Belge bölümü:
.....
Bu tavrın icrası sırasında hemen her nota
kümesinin veya tavrın uygulanacak olması,
gerekmeyen yerlerde de sol sesinin çıkmasına
neden olmaktadır. Bunun önlenebilmesi için,
yukarı tele taktırım esnasında o tel üstünde ve
notada yazan seslerin 5. parmakla alımı mümkün
olanlarının alınıp, türkü seslerini daha net
çıkması sağlanabilir. Bu iş için 5. parmağa
önemli görevler düşmektedir.
3. Silifke Tavrı
Duyum olarak zeybek tavrının aynıdır. Fakat
görsel olarak zeybek tavrının yön itibarı ile
tam tersidir. Silifke yöresi türkülerinin
metronomunun hızlılığı nedeni ile genellikle alt
tel kullanılarak icra edilir.

Burada hemen bütün tavırların tezene
vuruşlarında ilk başlangıç vuruşlarının üstten
aşağıya doğru olması gerektiğini ifade edelim.
4. Azeri Tavrı
Azeri tavrı tezenesinde genellikle alt tel
kullanılarak icra edilir. Karşılama ve Silifke
tavırlarına benzemesine karşılık, vuruşların
süratleri açısından farklılık gösterir.
Karşılama mızrabında ilk vuruş üst ve orta
tellerin taranmasından sonra, tezene alt telde
hareketini tamamlar. Azeri tezenesinde ise bu
çalış yalnızca alt telde gerçekleştirilir.

5. Sürmeli Tavrı (Yozgat Tavrı)
Sürmeli tavrının en önemli özelliği,
okuyucuların hançereleri ile çıkardıkları
seslerin bağlamaya yansımasıdır. Bu da bağlamada
ancak tirillerle mümkündür. Yukarıda da
belirttiğimiz gibi bağlamada tirilleri çarpma
ile yapamayan bazı saz sanatçıları, bu işi
kıstırma hareketi ile yapmaktadırlar. Tiril
yapmak, bir notanın önündeki veya arkasında ki
seslere çok hızlı şekilde çarpma yapmak
demektir. Tabii çarpma alınacak ses o ezginin
tonal yapısı ile doğru orantılıdır. Türkülerin
notaları yazılırken bazı sürmeli tavrının
işlenmesi gereken yerlerde (tr) işareti ile bu
tavrın uygulanması gerektiği anlatılmak
istenilmiştir.
.....
Öğe kutusu açıklamaları:
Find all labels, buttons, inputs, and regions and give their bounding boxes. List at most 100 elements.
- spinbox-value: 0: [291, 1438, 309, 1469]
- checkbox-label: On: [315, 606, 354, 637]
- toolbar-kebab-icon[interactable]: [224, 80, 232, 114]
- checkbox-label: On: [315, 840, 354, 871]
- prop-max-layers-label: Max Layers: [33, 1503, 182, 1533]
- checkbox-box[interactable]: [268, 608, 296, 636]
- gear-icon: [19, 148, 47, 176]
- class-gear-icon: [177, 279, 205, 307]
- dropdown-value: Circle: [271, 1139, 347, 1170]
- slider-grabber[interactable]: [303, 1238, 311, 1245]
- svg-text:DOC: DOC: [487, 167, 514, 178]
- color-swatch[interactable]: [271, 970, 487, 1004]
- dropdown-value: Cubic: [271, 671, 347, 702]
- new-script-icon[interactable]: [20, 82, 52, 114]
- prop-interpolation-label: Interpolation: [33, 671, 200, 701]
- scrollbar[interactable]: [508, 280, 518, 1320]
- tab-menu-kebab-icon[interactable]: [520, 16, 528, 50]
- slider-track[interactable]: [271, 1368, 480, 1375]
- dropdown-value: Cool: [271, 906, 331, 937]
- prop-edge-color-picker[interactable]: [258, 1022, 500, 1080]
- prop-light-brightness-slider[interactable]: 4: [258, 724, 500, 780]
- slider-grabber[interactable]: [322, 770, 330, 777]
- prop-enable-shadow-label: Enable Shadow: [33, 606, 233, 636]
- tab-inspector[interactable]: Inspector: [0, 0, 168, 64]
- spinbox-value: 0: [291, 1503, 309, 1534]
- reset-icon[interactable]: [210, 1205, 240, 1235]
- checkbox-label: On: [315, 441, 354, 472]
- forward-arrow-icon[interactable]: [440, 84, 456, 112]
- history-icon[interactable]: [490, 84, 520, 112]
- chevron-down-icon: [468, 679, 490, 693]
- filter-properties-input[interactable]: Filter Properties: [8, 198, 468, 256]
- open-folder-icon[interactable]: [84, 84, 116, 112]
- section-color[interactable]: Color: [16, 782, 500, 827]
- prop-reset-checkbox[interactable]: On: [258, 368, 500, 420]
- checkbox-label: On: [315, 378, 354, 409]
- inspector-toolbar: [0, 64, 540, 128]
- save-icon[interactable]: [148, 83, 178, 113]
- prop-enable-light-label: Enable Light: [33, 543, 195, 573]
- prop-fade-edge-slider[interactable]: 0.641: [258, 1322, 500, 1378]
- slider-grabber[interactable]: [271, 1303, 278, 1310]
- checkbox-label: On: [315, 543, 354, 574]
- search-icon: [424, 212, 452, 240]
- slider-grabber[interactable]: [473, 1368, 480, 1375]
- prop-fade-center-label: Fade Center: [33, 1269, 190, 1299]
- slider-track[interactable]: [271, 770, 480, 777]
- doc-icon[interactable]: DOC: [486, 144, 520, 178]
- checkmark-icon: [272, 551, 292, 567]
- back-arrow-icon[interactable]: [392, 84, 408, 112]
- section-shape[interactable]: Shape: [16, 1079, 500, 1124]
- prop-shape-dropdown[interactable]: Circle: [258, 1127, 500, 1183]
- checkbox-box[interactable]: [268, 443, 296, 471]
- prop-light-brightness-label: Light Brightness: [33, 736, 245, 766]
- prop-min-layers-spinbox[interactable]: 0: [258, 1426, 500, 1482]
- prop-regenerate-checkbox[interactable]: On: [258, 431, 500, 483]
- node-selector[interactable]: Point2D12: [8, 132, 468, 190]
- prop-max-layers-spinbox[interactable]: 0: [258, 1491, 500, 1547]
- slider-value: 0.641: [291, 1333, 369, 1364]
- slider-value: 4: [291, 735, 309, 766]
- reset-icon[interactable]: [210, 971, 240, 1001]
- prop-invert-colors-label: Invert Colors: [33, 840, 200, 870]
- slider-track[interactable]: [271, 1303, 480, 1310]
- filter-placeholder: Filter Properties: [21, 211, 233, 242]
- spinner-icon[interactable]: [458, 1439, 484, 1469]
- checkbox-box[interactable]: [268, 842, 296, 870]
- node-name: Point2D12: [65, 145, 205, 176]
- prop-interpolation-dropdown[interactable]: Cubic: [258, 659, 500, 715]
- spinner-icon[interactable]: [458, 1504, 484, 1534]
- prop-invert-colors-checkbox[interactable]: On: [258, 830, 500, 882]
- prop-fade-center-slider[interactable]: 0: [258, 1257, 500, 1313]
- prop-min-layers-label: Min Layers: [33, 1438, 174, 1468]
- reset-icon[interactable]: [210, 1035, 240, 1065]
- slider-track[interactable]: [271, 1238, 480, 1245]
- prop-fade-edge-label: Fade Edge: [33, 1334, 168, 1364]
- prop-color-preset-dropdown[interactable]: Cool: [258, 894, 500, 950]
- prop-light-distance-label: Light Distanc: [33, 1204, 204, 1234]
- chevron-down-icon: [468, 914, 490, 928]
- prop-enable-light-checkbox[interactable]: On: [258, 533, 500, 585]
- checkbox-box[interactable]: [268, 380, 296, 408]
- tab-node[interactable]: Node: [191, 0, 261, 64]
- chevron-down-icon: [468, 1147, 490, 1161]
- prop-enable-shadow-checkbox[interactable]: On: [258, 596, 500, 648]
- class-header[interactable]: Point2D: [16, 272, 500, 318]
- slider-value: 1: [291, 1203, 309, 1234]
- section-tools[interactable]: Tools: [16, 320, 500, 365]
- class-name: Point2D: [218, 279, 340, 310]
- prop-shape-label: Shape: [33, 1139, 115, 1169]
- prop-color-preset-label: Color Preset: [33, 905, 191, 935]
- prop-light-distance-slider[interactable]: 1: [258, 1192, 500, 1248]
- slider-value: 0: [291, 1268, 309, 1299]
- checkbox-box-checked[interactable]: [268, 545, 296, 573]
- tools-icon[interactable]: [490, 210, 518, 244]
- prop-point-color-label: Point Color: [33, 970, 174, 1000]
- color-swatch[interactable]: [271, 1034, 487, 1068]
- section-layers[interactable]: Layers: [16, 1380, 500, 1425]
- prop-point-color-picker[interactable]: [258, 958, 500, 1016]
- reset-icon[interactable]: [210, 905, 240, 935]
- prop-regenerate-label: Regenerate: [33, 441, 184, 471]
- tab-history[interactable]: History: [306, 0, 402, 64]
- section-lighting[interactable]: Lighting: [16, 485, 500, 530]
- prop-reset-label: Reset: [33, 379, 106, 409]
.....
Yapılacak iş:
Bağlama tavırlarını anlatan metnin devamını, son cümlesinden sonrasından başlayarak yazın.

Alıştırma cevabı:
6. Kayseri Tavrı
Kayseri tavrı, sürmeli tezenesi ile
birlikte bazı seslerden önce genellikle 32'lik
seslerle beraber, sağ elin bağlama göğsü
üzerinde bir daire çizilmesi ile uygulanır. Bazı
nota cümleleri tirilli, bazı notalar esli
çalınarak oluşturulan Kayseri tavrının en önemli
özelliği, esli notalarda tezenenin bir daire
çizerek bu işlemi görmesidir.

7. Karadeniz ve Rumeli Tavrı
Bu iki yörenin tezene vuruşları duyum ve
gösterim olarak aynıdır. Fakat yörelere ait
türkülerin farklı duyumları olduğundan aynı
tezene vuruşlarına sahip olmaların karşılık
değişik isimle adlandırılmışlardır.

Bunlardan farklı olarak Trakya yöresinde
bilhassa türkülerin kalış yerlerinde bir çeşit
istirahat duygusu veren bir tezene şekli daha
vardır.

Bazen Kayseri tavrında olduğu gibi ilk
tezeneden sonraki vuruş esli olarak da
çalınabilir. Fakat daire gösterimi yoktur.

8. Aşıklama Tavrı
Aşıklama tavrının en önemli özelliği
tezenenin aşağıdan yukarı doğru bütün telleri
tarayarak çıkmasıdır.

9. Karşılama Tavrı
Aşıklama tezenesinin tam tersi olarak
karşılama tezenesinde ilk vuruş yukarıdan
aşağıya bütün telleri tarayarak çalınmasıdır.
Bazen bu tarama yerine yalnızca üst tele
vurularak veya es alınarak da çalınabilir.

10. Ankara Tavrı, Fidayda Tavrı
Adını Fidayda türküsünden alan bu tavrın en
önemli özelliği karar sesinin çokça duyurulmak
istenmesidir. Bazen bu ses yerine bir es de
eklenebilir. Daha sonra gelen tezeneler ise
çalınacak nota ile tekrar karar sesinin
duyurulması şeklindedir.

11. Teke Tavrı
Teke tavrının en önemli özelliği aksayan
üçlü kümesinin alttan üste doğru başlamasıdır.

Görüleceği gibi bugün kullanılmakta olan
tavırlar kullanıldıkları yörenin ismi veya
yörede söylenilen bir türkünün adı ile
anılmaktadırlar. (Fidayda Tavrı gibi) Yukarıda
da belirtildiği gibi tavırlar arasındaki fark
duyumsal olmasından ziyade görseldir. Bu
tavırsal farklılıklar da halk müziğimizin en
önemli zenginliklerinden birisini
oluşturmaktadır. Tavırların uygulanışı
esnasındaki diğer önemli bir konu da çalınacak
tavra uygun düzendir. Bağlamanın düzeni
çalınacak tavrın özelliklerini gösteremeyecek
yapıda ise, atılacak tavrın hiçbir önemi yoktur.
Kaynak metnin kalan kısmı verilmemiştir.